● DATA FOR PROCESSING
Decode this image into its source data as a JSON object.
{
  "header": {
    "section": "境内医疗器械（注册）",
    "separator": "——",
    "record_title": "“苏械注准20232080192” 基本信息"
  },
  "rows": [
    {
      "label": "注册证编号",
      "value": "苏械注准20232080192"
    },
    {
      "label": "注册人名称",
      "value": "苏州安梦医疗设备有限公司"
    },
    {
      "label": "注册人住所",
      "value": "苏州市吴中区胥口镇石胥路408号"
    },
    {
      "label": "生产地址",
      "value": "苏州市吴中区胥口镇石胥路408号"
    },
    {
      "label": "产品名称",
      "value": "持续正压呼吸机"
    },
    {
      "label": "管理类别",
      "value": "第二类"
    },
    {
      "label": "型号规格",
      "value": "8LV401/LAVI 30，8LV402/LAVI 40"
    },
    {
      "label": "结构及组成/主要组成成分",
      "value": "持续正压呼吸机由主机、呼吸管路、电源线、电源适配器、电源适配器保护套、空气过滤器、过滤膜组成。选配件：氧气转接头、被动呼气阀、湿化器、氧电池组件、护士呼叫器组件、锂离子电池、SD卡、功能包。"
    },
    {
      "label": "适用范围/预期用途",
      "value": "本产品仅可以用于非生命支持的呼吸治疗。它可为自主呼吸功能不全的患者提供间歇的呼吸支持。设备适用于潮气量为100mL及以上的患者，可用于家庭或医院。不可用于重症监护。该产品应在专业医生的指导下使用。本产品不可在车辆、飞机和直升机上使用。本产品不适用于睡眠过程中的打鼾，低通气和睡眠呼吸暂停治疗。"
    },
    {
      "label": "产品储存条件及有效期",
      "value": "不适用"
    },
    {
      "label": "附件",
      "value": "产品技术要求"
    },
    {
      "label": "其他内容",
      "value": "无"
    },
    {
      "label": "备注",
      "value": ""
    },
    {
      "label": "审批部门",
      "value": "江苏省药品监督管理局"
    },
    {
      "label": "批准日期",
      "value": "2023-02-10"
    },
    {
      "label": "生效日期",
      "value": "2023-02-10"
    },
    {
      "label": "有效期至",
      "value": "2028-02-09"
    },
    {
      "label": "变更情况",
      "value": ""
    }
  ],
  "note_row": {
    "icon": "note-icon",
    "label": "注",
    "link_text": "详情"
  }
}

● EXERCISE
Every entry should be printed again exactly as it stands.

● SOLUTION TO THIS TASK
Decode this image into its source data as a JSON object.
{
  "header": {
    "section": "境内医疗器械（注册）",
    "separator": "——",
    "record_title": "“苏械注准20232080192” 基本信息"
  },
  "rows": [
    {
      "label": "注册证编号",
      "value": "苏械注准20232080192"
    },
    {
      "label": "注册人名称",
      "value": "苏州安梦医疗设备有限公司"
    },
    {
      "label": "注册人住所",
      "value": "苏州市吴中区胥口镇石胥路408号"
    },
    {
      "label": "生产地址",
      "value": "苏州市吴中区胥口镇石胥路408号"
    },
    {
      "label": "产品名称",
      "value": "持续正压呼吸机"
    },
    {
      "label": "管理类别",
      "value": "第二类"
    },
    {
      "label": "型号规格",
      "value": "8LV401/LAVI 30，8LV402/LAVI 40"
    },
    {
      "label": "结构及组成/主要组成成分",
      "value": "持续正压呼吸机由主机、呼吸管路、电源线、电源适配器、电源适配器保护套、空气过滤器、过滤膜组成。选配件：氧气转接头、被动呼气阀、湿化器、氧电池组件、护士呼叫器组件、锂离子电池、SD卡、功能包。"
    },
    {
      "label": "适用范围/预期用途",
      "value": "本产品仅可以用于非生命支持的呼吸治疗。它可为自主呼吸功能不全的患者提供间歇的呼吸支持。设备适用于潮气量为100mL及以上的患者，可用于家庭或医院。不可用于重症监护。该产品应在专业医生的指导下使用。本产品不可在车辆、飞机和直升机上使用。本产品不适用于睡眠过程中的打鼾，低通气和睡眠呼吸暂停治疗。"
    },
    {
      "label": "产品储存条件及有效期",
      "value": "不适用"
    },
    {
      "label": "附件",
      "value": "产品技术要求"
    },
    {
      "label": "其他内容",
      "value": "无"
    },
    {
      "label": "备注",
      "value": ""
    },
    {
      "label": "审批部门",
      "value": "江苏省药品监督管理局"
    },
    {
      "label": "批准日期",
      "value": "2023-02-10"
    },
    {
      "label": "生效日期",
      "value": "2023-02-10"
    },
    {
      "label": "有效期至",
      "value": "2028-02-09"
    },
    {
      "label": "变更情况",
      "value": ""
    }
  ],
  "note_row": {
    "icon": "note-icon",
    "label": "注",
    "link_text": "详情"
  }
}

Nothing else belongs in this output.